Given entries:
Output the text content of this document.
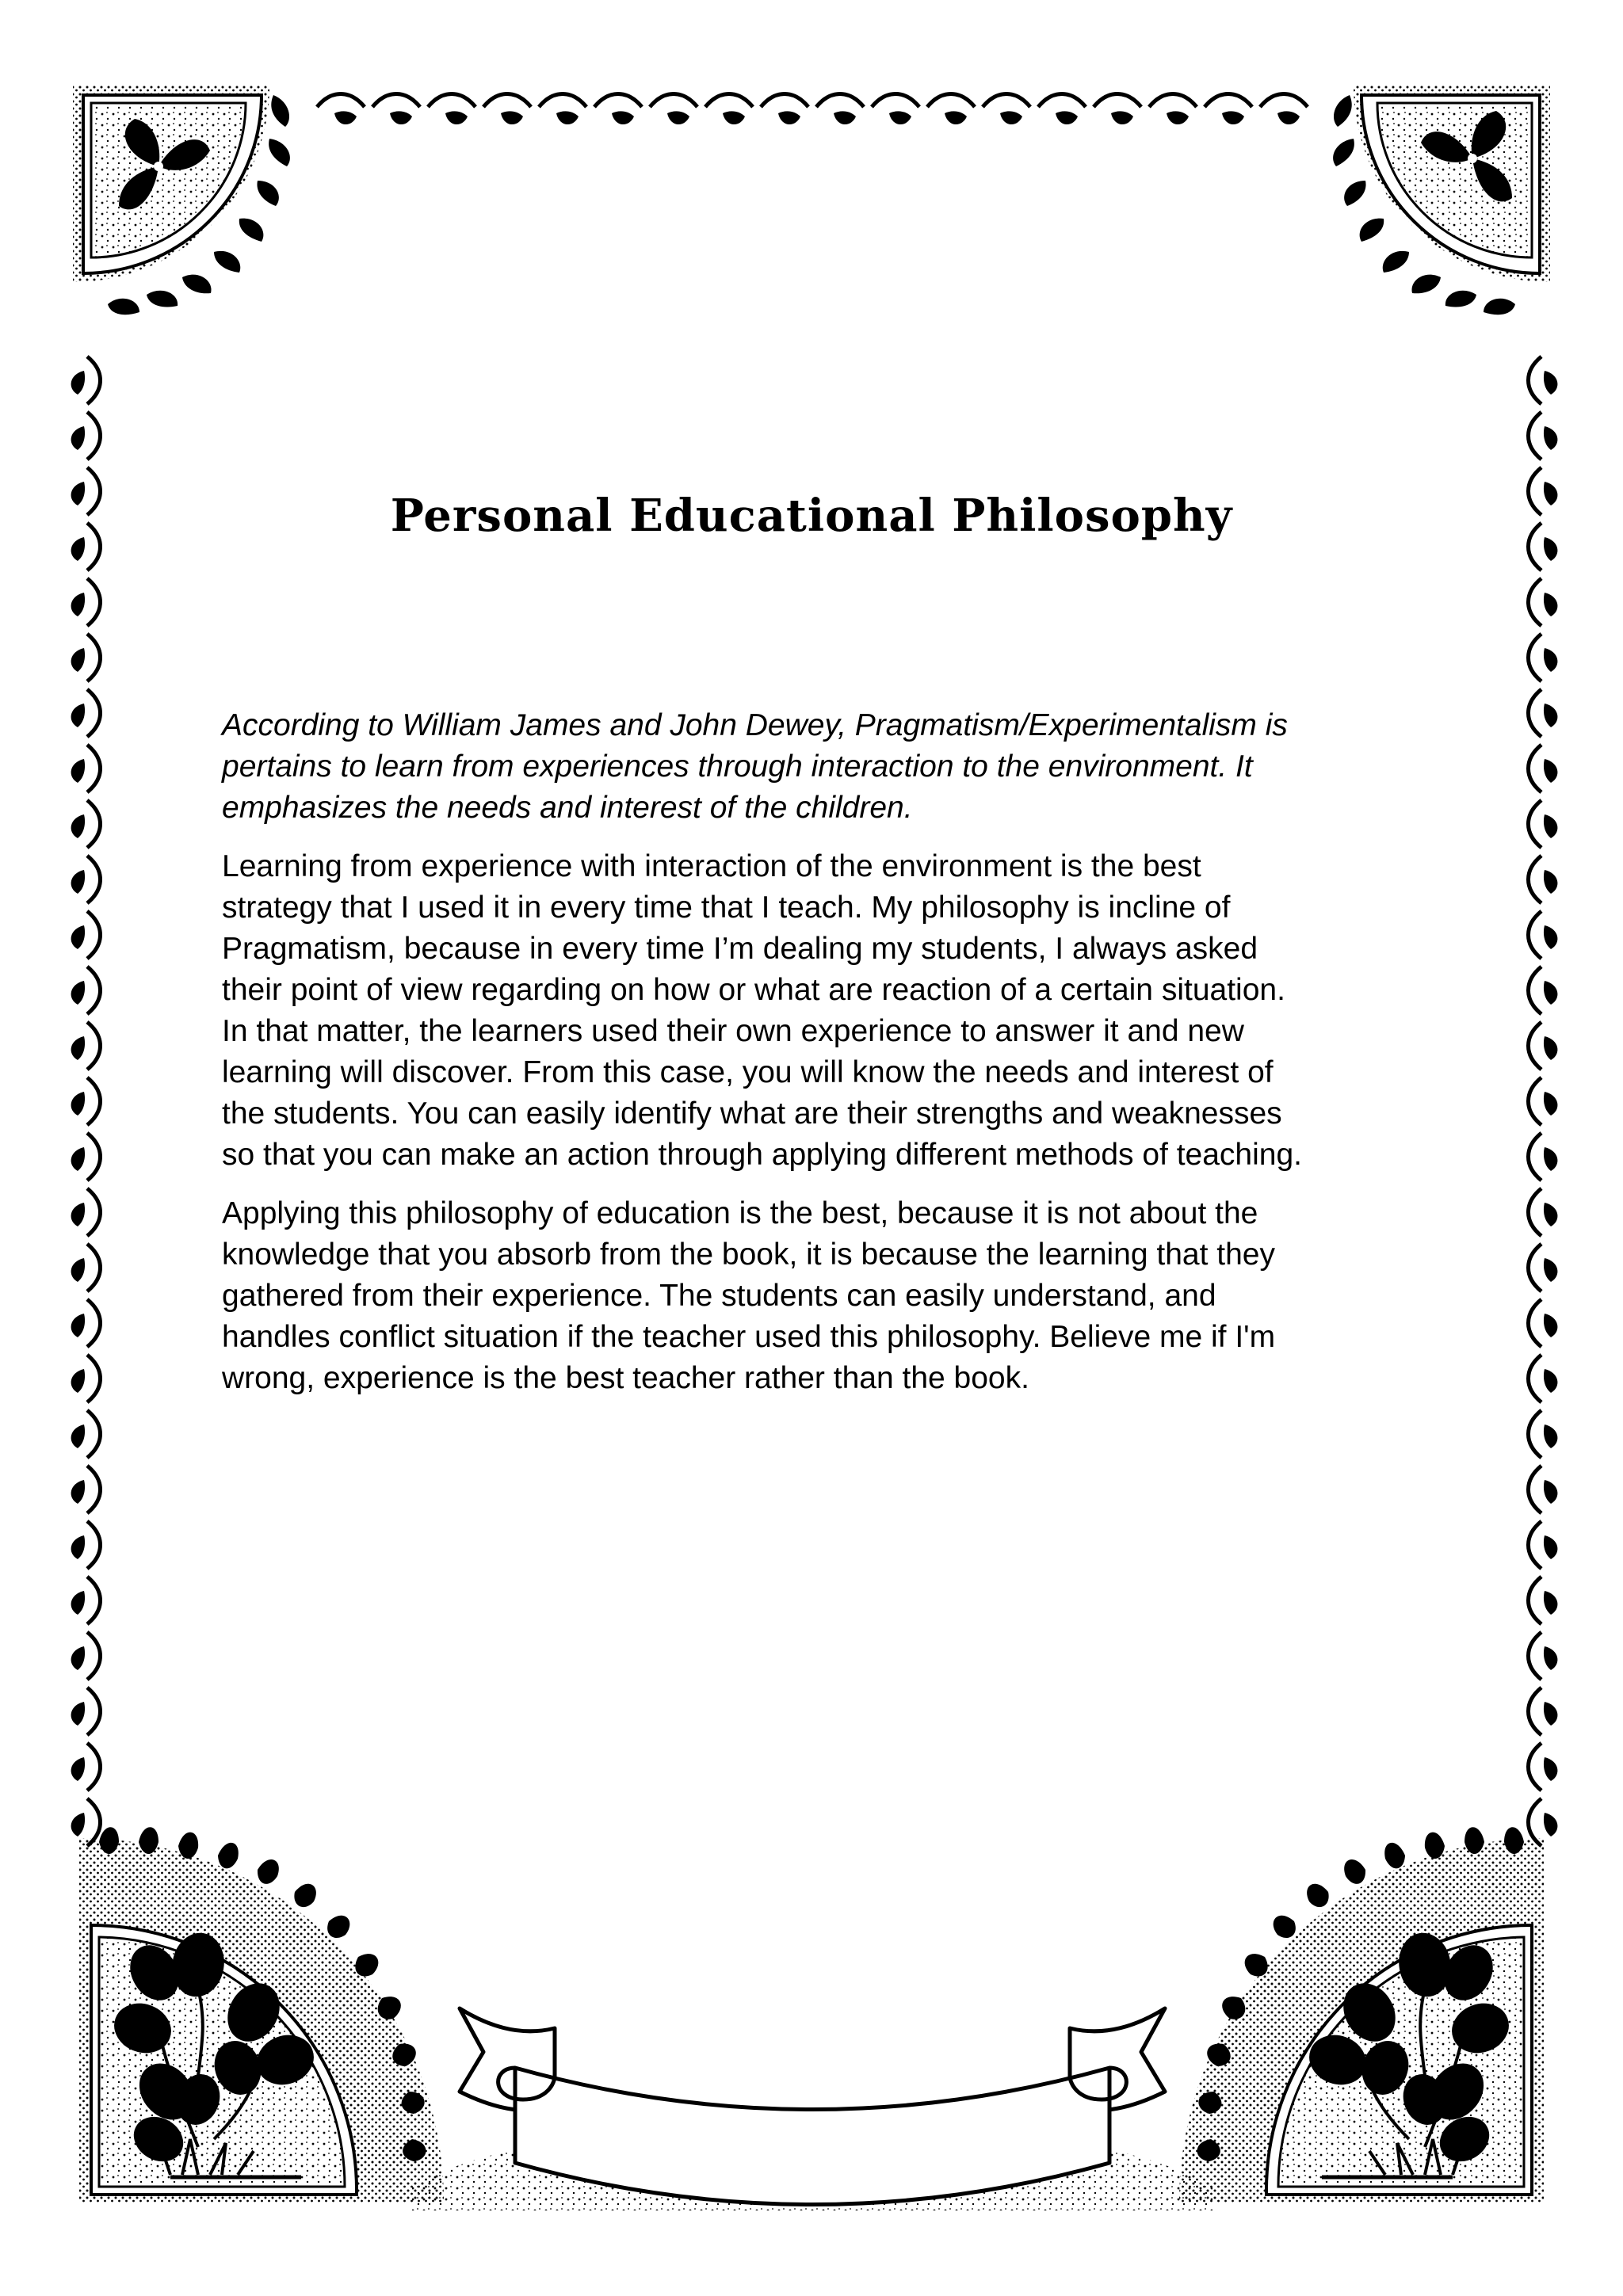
Personal Educational Philosophy

According to William James and John Dewey, Pragmatism/Experimentalism is
pertains to learn from experiences through interaction to the environment. It
emphasizes the needs and interest of the children.

Learning from experience with interaction of the environment is the best
strategy that I used it in every time that I teach. My philosophy is incline of
Pragmatism, because in every time I’m dealing my students, I always asked
their point of view regarding on how or what are reaction of a certain situation.
In that matter, the learners used their own experience to answer it and new
learning will discover. From this case, you will know the needs and interest of
the students. You can easily identify what are their strengths and weaknesses
so that you can make an action through applying different methods of teaching.

Applying this philosophy of education is the best, because it is not about the
knowledge that you absorb from the book, it is because the learning that they
gathered from their experience. The students can easily understand, and
handles conflict situation if the teacher used this philosophy. Believe me if I'm
wrong, experience is the best teacher rather than the book.
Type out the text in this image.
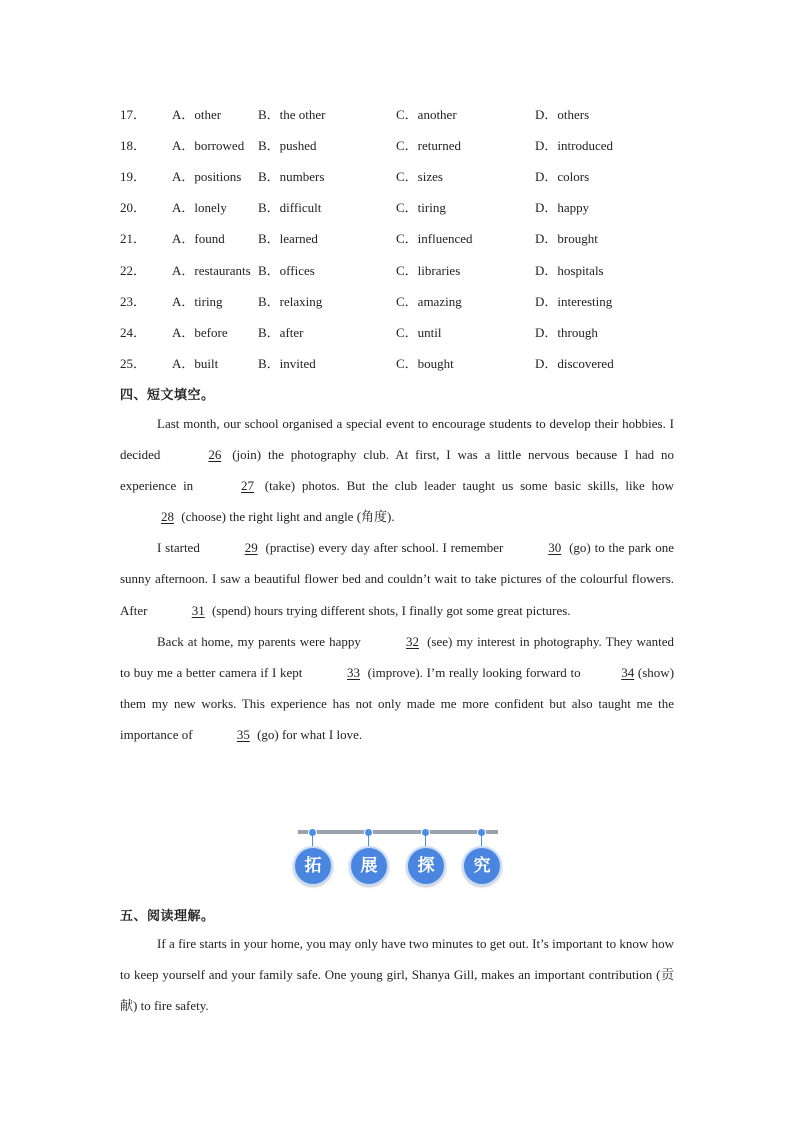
17． A．other	B．the other	C．another	D．others
18． A．borrowed B．pushed	C．returned	D．introduced
19． A．positions B．numbers	C．sizes	D．colors
20． A．lonely B．difficult	C．tiring	D．happy
21． A．found	B．learned	C．influenced	D．brought
22． A．restaurants B．offices	C．libraries	D．hospitals
23． A．tiring	B．relaxing	C．amazing	D．interesting
24． A．before B．after	C．until	D．through
25． A．built	B．invited	C．bought	D．discovered
四、短文填空。

Last month, our school organised a special event to encourage students to develop their hobbies. I decided	26 (join) the photography club. At first, I was a little nervous because I had no experience in	27 (take) photos. But the club leader taught us some basic skills, like how 28 (choose) the right light and angle (角度).

I started	29 (practise) every day after school. I remember	30 (go) to the park one sunny afternoon. I saw a beautiful flower bed and couldn’t wait to take pictures of the colourful flowers. After	31 (spend) hours trying different shots, I finally got some great pictures.

Back at home, my parents were happy	32 (see) my interest in photography. They wanted to buy me a better camera if I kept	33 (improve). I’m really looking forward to	34 (show) them my new works. This experience has not only made me more confident but also taught me the importance of	35 (go) for what I love.

拓	展	探	究
五、阅读理解。

If a fire starts in your home, you may only have two minutes to get out. It’s important to know how to keep yourself and your family safe. One young girl, Shanya Gill, makes an important contribution (贡献) to fire safety.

Prompt: Pictures are excluded; repeat every record exactly.

Complete response:
Output the text content of this document.
Personal Educational Philosophy

According to William James and John Dewey, Pragmatism/Experimentalism is
pertains to learn from experiences through interaction to the environment. It
emphasizes the needs and interest of the children.

Learning from experience with interaction of the environment is the best
strategy that I used it in every time that I teach. My philosophy is incline of
Pragmatism, because in every time I’m dealing my students, I always asked
their point of view regarding on how or what are reaction of a certain situation.
In that matter, the learners used their own experience to answer it and new
learning will discover. From this case, you will know the needs and interest of
the students. You can easily identify what are their strengths and weaknesses
so that you can make an action through applying different methods of teaching.

Applying this philosophy of education is the best, because it is not about the
knowledge that you absorb from the book, it is because the learning that they
gathered from their experience. The students can easily understand, and
handles conflict situation if the teacher used this philosophy. Believe me if I'm
wrong, experience is the best teacher rather than the book.
Type out the text in this image.
17． A．other	B．the other	C．another	D．others
18． A．borrowed B．pushed	C．returned	D．introduced
19． A．positions B．numbers	C．sizes	D．colors
20． A．lonely B．difficult	C．tiring	D．happy
21． A．found	B．learned	C．influenced	D．brought
22． A．restaurants B．offices	C．libraries	D．hospitals
23． A．tiring	B．relaxing	C．amazing	D．interesting
24． A．before B．after	C．until	D．through
25． A．built	B．invited	C．bought	D．discovered
四、短文填空。

Last month, our school organised a special event to encourage students to develop their hobbies. I decided	26 (join) the photography club. At first, I was a little nervous because I had no experience in	27 (take) photos. But the club leader taught us some basic skills, like how 28 (choose) the right light and angle (角度).

I started	29 (practise) every day after school. I remember	30 (go) to the park one sunny afternoon. I saw a beautiful flower bed and couldn’t wait to take pictures of the colourful flowers. After	31 (spend) hours trying different shots, I finally got some great pictures.

Back at home, my parents were happy	32 (see) my interest in photography. They wanted to buy me a better camera if I kept	33 (improve). I’m really looking forward to	34 (show) them my new works. This experience has not only made me more confident but also taught me the importance of	35 (go) for what I love.

拓	展	探	究
五、阅读理解。

If a fire starts in your home, you may only have two minutes to get out. It’s important to know how to keep yourself and your family safe. One young girl, Shanya Gill, makes an important contribution (贡献) to fire safety.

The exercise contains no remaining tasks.